Filter the entries and keep only the lines where the string "title" appears.
▬▬▬▬▬▬
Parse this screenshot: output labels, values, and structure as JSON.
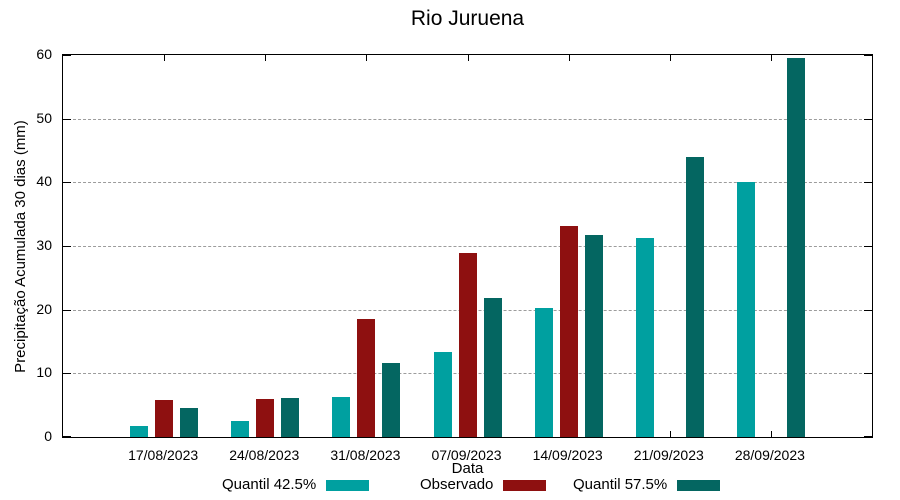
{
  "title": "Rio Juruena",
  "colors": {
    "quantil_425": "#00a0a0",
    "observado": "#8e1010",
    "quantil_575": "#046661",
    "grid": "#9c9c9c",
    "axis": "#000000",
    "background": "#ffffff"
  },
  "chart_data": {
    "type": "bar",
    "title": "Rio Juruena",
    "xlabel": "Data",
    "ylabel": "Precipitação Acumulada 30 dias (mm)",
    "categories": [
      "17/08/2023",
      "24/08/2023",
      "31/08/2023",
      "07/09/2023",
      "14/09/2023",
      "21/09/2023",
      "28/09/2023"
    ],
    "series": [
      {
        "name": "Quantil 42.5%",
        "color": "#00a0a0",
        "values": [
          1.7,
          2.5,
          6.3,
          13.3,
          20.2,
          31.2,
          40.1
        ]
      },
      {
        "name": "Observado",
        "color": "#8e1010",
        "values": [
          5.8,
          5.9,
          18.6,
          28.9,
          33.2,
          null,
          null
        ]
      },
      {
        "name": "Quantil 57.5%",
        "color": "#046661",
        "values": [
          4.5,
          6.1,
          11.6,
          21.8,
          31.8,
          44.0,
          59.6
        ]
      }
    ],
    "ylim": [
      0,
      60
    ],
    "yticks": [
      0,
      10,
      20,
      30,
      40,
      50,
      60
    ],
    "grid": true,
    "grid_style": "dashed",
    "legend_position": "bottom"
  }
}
▬▬▬▬▬▬
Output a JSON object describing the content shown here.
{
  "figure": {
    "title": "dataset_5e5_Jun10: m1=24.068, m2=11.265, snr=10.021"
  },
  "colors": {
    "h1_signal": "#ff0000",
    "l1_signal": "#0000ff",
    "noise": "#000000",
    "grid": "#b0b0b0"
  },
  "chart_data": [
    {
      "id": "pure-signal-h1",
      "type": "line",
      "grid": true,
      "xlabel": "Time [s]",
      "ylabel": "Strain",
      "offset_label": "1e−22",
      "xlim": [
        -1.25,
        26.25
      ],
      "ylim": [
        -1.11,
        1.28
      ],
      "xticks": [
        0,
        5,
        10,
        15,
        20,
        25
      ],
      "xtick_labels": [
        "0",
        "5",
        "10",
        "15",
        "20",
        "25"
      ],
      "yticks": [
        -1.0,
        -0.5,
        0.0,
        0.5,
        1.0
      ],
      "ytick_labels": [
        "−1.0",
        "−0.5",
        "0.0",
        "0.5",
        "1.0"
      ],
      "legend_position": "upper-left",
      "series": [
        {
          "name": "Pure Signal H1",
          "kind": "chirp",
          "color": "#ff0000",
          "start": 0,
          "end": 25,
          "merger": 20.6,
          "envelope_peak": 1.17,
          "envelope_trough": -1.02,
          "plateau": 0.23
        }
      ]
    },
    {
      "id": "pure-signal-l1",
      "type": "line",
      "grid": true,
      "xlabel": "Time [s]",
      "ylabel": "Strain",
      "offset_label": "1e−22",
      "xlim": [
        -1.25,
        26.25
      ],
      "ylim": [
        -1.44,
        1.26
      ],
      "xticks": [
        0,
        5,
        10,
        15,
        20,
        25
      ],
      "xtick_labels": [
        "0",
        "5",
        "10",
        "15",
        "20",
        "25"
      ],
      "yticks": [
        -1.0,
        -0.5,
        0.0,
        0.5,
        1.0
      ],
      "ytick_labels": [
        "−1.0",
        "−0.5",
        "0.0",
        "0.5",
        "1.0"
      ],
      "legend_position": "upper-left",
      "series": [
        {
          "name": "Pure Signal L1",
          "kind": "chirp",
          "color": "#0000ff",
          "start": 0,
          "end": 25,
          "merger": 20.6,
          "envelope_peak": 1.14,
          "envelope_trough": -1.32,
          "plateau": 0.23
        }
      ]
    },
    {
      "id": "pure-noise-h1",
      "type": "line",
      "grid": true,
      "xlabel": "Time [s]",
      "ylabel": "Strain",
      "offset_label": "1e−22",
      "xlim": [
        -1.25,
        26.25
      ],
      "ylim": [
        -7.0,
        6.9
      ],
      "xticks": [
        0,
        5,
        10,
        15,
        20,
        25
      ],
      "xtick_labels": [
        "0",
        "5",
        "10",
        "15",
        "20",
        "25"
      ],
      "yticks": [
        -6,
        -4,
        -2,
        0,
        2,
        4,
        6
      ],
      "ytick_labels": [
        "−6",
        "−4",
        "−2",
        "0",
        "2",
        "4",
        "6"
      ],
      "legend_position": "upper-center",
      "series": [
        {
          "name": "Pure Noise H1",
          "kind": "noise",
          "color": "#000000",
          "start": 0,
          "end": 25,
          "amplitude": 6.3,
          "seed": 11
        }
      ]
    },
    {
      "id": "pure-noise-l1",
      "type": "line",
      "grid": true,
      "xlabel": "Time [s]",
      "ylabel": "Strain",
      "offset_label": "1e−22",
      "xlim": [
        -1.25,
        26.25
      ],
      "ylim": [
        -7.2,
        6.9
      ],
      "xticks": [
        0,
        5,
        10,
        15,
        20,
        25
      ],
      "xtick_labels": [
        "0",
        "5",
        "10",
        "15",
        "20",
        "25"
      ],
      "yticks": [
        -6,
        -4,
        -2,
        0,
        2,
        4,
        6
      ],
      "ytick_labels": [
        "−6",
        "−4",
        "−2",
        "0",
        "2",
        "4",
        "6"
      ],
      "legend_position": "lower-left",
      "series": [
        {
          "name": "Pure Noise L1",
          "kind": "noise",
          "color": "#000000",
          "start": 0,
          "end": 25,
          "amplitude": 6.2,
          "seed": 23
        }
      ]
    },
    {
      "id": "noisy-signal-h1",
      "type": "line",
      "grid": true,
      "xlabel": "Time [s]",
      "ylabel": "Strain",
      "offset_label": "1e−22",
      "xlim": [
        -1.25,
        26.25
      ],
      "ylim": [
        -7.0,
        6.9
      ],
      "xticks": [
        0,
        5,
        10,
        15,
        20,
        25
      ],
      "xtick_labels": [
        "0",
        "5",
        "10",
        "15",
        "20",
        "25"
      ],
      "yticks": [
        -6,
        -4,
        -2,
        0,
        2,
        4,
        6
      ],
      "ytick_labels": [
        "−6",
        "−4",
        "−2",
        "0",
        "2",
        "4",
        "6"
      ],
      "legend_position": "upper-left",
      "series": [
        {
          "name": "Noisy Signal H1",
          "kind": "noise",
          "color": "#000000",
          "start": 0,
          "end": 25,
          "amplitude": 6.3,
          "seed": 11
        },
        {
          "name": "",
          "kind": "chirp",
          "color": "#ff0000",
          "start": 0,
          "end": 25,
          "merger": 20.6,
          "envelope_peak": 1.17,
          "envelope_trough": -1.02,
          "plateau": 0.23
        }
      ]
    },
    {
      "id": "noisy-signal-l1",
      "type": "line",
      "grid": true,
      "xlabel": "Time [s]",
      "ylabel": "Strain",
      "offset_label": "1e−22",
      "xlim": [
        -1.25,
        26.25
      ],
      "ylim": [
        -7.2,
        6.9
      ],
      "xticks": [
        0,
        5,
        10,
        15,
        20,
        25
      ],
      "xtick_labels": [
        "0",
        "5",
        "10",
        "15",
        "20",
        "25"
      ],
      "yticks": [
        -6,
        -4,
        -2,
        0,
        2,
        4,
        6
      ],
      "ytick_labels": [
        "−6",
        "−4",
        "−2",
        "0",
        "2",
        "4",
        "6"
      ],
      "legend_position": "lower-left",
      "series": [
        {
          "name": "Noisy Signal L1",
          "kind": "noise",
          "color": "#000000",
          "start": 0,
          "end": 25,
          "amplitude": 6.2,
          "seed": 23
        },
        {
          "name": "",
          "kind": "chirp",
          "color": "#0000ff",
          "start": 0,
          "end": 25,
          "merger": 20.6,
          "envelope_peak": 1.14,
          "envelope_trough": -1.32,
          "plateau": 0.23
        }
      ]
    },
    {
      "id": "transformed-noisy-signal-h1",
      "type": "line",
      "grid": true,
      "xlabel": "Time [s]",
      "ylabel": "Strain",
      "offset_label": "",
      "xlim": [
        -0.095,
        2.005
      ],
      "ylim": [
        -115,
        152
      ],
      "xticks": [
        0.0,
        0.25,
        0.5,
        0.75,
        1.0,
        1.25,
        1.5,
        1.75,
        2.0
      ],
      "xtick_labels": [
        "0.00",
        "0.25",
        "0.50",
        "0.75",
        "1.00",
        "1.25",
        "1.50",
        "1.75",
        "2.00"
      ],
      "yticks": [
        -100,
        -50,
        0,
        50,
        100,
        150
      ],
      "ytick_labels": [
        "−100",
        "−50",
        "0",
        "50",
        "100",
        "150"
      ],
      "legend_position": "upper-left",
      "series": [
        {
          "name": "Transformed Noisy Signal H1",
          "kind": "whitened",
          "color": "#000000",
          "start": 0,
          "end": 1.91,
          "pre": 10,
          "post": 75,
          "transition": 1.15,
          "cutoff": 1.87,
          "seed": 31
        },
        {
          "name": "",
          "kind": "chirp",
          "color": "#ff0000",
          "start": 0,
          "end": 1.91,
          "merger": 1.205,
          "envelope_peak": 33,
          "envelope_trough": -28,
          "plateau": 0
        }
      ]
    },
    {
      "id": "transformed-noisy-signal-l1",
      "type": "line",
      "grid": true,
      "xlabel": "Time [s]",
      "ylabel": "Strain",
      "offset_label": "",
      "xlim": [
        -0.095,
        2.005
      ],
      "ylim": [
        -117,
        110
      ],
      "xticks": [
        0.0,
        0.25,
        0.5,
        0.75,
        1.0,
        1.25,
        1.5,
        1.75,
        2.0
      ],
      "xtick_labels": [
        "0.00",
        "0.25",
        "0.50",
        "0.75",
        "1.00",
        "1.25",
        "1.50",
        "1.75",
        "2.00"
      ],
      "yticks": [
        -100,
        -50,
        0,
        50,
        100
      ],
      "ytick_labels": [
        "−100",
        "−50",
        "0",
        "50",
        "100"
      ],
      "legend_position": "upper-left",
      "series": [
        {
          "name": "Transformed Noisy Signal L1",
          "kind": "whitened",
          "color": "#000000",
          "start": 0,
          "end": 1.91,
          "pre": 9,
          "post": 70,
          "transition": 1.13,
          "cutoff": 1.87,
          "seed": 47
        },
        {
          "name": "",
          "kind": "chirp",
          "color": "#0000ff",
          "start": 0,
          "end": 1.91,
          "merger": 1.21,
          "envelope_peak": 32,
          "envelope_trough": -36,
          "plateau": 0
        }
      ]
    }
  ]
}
▬▬▬▬▬▬
**Written response**
  "title": "Rio Juruena",
    "title": "Rio Juruena",
    "title": "dataset_5e5_Jun10: m1=24.068, m2=11.265, snr=10.021"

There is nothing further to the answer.